Goal: Using the listing below, report all lines holding the word "published".
>>>
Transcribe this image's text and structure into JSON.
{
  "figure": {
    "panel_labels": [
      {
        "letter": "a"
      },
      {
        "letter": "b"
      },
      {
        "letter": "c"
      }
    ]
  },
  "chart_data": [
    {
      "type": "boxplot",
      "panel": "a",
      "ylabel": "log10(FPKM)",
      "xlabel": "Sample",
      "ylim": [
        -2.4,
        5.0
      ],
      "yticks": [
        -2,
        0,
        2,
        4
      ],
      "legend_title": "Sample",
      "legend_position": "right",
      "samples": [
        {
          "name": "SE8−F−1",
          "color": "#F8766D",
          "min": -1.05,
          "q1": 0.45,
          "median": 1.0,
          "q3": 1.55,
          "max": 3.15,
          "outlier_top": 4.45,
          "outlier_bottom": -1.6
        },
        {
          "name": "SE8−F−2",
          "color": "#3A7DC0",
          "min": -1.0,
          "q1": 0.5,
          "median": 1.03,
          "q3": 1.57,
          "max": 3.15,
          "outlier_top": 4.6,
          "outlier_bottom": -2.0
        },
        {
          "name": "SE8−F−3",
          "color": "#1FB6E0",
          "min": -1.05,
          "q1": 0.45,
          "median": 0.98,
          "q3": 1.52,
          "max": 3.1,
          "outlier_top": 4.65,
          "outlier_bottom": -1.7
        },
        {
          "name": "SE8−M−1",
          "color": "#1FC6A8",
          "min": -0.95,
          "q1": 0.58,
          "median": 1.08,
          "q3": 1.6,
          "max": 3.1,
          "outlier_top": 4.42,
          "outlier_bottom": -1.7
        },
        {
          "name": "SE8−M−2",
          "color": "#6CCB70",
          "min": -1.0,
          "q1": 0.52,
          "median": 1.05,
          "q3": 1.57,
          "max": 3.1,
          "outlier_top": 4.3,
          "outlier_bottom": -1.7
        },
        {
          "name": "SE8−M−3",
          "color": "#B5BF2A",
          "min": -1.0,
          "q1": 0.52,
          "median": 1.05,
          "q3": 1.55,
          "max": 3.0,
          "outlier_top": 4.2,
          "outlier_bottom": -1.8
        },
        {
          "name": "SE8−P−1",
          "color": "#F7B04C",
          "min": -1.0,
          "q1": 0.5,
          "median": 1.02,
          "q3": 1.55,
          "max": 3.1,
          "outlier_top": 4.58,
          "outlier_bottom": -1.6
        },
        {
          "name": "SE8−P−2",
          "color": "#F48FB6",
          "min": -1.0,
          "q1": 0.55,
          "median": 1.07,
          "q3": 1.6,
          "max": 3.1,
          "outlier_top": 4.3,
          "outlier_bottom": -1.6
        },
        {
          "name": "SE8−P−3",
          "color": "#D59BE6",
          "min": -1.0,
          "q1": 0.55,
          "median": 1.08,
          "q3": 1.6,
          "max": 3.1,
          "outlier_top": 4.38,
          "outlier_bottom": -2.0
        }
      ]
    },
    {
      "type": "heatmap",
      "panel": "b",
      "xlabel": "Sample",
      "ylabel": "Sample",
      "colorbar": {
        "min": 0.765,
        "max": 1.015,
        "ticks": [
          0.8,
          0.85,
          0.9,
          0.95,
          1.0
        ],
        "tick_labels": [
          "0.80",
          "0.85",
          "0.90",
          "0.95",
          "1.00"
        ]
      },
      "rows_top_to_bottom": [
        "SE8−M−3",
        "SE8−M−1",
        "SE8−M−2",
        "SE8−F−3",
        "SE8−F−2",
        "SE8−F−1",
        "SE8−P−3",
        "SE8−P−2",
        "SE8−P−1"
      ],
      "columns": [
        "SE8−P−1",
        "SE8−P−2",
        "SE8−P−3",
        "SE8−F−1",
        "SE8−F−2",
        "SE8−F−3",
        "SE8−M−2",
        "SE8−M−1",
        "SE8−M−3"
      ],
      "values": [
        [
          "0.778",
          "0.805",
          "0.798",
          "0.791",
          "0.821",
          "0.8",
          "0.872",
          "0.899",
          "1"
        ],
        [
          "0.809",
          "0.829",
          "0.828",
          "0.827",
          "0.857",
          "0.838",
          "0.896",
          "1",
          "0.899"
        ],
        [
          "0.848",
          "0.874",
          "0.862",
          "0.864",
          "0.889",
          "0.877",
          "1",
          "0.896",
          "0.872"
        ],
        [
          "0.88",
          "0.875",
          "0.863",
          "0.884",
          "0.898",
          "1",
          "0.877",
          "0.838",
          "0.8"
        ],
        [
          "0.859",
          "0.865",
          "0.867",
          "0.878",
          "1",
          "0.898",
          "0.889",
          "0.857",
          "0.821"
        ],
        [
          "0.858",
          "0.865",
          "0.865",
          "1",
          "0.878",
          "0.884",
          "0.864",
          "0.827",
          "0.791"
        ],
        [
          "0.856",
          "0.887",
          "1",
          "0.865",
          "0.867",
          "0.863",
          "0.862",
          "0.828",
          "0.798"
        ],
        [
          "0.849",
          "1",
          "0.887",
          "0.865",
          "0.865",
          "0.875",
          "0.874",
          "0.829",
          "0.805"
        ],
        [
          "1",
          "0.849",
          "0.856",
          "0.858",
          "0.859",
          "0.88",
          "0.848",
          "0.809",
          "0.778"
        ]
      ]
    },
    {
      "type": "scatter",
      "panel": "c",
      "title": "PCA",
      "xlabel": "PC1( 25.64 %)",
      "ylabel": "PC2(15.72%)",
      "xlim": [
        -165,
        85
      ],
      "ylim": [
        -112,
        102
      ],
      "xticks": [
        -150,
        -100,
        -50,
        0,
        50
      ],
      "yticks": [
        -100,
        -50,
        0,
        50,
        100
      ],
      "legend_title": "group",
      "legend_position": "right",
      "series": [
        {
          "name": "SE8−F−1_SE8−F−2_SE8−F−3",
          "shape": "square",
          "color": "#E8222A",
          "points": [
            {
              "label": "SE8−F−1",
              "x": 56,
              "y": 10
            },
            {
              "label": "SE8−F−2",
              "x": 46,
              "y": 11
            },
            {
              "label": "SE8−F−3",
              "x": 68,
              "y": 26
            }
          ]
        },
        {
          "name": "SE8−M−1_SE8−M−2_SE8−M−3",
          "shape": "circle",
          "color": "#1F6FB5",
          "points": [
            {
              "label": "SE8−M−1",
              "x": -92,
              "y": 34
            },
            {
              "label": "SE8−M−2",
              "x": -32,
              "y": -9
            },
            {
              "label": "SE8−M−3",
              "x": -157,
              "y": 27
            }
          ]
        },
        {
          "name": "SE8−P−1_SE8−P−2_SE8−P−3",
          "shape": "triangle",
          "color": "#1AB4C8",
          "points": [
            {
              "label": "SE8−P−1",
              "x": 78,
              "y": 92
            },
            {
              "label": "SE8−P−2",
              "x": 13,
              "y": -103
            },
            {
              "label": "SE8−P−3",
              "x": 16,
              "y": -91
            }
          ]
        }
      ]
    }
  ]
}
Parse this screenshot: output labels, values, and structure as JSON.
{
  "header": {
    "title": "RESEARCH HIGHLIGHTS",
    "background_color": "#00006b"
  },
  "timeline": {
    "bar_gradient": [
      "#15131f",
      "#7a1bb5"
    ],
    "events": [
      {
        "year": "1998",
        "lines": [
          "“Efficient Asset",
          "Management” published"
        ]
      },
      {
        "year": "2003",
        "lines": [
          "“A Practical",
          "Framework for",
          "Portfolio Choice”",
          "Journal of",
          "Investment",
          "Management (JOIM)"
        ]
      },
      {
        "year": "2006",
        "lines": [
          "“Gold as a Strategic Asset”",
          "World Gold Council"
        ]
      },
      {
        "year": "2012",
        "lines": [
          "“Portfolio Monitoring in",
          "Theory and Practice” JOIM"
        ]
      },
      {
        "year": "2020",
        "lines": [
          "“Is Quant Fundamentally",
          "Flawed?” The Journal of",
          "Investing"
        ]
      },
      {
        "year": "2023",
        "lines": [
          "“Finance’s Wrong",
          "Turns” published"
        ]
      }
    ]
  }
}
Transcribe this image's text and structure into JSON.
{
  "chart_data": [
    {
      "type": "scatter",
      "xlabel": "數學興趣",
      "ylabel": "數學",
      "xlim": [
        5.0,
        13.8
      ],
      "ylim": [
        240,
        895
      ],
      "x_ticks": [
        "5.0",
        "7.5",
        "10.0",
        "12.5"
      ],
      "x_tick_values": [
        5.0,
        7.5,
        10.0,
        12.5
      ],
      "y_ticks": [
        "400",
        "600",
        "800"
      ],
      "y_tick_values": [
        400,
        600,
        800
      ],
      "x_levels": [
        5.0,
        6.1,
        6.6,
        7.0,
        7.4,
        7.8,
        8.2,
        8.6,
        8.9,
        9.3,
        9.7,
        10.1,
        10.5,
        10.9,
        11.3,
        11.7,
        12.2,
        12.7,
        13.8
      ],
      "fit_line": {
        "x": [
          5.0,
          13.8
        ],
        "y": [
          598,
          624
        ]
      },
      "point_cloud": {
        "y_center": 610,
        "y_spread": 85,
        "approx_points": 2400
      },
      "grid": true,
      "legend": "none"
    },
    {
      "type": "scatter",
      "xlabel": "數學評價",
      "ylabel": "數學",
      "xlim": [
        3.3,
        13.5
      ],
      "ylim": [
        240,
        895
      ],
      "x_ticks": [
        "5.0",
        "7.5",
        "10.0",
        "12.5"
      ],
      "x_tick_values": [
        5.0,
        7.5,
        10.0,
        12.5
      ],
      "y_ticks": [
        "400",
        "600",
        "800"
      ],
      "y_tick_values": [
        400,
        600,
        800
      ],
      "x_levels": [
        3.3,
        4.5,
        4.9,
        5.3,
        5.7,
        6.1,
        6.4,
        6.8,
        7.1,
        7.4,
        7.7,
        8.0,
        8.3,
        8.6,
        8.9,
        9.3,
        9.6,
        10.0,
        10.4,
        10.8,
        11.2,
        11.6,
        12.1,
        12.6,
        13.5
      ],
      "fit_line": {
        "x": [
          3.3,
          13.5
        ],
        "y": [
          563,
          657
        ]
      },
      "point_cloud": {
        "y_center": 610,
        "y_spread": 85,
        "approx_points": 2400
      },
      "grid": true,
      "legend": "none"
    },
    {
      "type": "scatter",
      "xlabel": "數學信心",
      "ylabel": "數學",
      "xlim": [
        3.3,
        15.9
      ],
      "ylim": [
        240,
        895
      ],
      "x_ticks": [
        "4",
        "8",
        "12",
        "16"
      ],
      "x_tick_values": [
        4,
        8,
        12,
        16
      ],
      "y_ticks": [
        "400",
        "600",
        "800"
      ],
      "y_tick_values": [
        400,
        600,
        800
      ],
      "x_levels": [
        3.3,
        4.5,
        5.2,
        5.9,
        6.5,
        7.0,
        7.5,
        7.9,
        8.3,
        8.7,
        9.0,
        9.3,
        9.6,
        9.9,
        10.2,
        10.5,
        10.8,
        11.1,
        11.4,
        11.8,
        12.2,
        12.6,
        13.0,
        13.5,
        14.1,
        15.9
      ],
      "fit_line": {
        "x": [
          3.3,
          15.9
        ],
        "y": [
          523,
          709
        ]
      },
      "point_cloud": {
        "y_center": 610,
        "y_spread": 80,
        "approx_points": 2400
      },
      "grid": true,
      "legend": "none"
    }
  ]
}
<<<
Written response:
          "Management” published"
          "Turns” published"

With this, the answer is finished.